Retype the records below exactly. Leave nothing out.

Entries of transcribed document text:
★ ★ ★ ★

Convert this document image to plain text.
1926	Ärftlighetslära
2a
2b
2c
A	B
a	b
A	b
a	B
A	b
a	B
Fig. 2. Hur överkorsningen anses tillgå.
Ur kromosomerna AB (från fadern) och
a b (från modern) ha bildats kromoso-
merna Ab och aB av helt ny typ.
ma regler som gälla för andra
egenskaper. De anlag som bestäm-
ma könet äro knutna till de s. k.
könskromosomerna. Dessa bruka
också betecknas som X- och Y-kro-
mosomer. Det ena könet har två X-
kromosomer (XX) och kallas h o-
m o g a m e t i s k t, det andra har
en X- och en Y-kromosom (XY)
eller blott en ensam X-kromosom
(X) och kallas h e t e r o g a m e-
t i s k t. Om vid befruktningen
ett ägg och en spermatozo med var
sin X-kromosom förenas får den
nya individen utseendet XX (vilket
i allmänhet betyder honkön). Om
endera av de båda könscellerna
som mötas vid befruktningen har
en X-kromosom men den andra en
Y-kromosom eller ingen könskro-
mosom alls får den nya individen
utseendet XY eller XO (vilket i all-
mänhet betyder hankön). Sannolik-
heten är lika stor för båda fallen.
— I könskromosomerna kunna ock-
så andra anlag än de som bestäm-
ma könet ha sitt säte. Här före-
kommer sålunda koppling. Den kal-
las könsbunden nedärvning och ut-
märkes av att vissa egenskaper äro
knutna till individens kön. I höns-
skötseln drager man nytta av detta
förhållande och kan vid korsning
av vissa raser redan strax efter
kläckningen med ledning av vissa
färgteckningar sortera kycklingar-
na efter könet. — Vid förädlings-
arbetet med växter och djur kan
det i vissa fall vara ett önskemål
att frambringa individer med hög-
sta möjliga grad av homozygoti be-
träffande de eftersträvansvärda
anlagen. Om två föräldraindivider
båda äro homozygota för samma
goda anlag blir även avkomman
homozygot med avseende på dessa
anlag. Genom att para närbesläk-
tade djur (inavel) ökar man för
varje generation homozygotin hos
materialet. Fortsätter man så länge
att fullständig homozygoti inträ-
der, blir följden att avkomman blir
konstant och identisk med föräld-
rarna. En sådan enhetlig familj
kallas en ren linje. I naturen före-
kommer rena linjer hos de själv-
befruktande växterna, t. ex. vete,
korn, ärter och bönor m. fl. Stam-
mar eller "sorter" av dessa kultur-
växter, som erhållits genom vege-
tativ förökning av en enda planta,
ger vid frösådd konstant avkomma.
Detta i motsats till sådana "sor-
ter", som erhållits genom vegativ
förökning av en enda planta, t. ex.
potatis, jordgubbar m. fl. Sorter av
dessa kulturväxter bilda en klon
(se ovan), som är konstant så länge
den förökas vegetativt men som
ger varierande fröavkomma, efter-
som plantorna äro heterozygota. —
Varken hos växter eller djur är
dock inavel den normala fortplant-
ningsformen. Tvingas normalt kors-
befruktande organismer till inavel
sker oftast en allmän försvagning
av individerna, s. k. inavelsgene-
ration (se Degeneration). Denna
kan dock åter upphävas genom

★ ★ ★ ★

**EXPECTED ANSWER**
Convert this document image to plain text.
1926	Ärftlighetslära
2a
2b
2c
A	B
a	b
A	b
a	B
A	b
a	B
Fig. 2. Hur överkorsningen anses tillgå.
Ur kromosomerna AB (från fadern) och
a b (från modern) ha bildats kromoso-
merna Ab och aB av helt ny typ.
ma regler som gälla för andra
egenskaper. De anlag som bestäm-
ma könet äro knutna till de s. k.
könskromosomerna. Dessa bruka
också betecknas som X- och Y-kro-
mosomer. Det ena könet har två X-
kromosomer (XX) och kallas h o-
m o g a m e t i s k t, det andra har
en X- och en Y-kromosom (XY)
eller blott en ensam X-kromosom
(X) och kallas h e t e r o g a m e-
t i s k t. Om vid befruktningen
ett ägg och en spermatozo med var
sin X-kromosom förenas får den
nya individen utseendet XX (vilket
i allmänhet betyder honkön). Om
endera av de båda könscellerna
som mötas vid befruktningen har
en X-kromosom men den andra en
Y-kromosom eller ingen könskro-
mosom alls får den nya individen
utseendet XY eller XO (vilket i all-
mänhet betyder hankön). Sannolik-
heten är lika stor för båda fallen.
— I könskromosomerna kunna ock-
så andra anlag än de som bestäm-
ma könet ha sitt säte. Här före-
kommer sålunda koppling. Den kal-
las könsbunden nedärvning och ut-
märkes av att vissa egenskaper äro
knutna till individens kön. I höns-
skötseln drager man nytta av detta
förhållande och kan vid korsning
av vissa raser redan strax efter
kläckningen med ledning av vissa
färgteckningar sortera kycklingar-
na efter könet. — Vid förädlings-
arbetet med växter och djur kan
det i vissa fall vara ett önskemål
att frambringa individer med hög-
sta möjliga grad av homozygoti be-
träffande de eftersträvansvärda
anlagen. Om två föräldraindivider
båda äro homozygota för samma
goda anlag blir även avkomman
homozygot med avseende på dessa
anlag. Genom att para närbesläk-
tade djur (inavel) ökar man för
varje generation homozygotin hos
materialet. Fortsätter man så länge
att fullständig homozygoti inträ-
der, blir följden att avkomman blir
konstant och identisk med föräld-
rarna. En sådan enhetlig familj
kallas en ren linje. I naturen före-
kommer rena linjer hos de själv-
befruktande växterna, t. ex. vete,
korn, ärter och bönor m. fl. Stam-
mar eller "sorter" av dessa kultur-
växter, som erhållits genom vege-
tativ förökning av en enda planta,
ger vid frösådd konstant avkomma.
Detta i motsats till sådana "sor-
ter", som erhållits genom vegativ
förökning av en enda planta, t. ex.
potatis, jordgubbar m. fl. Sorter av
dessa kulturväxter bilda en klon
(se ovan), som är konstant så länge
den förökas vegetativt men som
ger varierande fröavkomma, efter-
som plantorna äro heterozygota. —
Varken hos växter eller djur är
dock inavel den normala fortplant-
ningsformen. Tvingas normalt kors-
befruktande organismer till inavel
sker oftast en allmän försvagning
av individerna, s. k. inavelsgene-
ration (se Degeneration). Denna
kan dock åter upphävas genom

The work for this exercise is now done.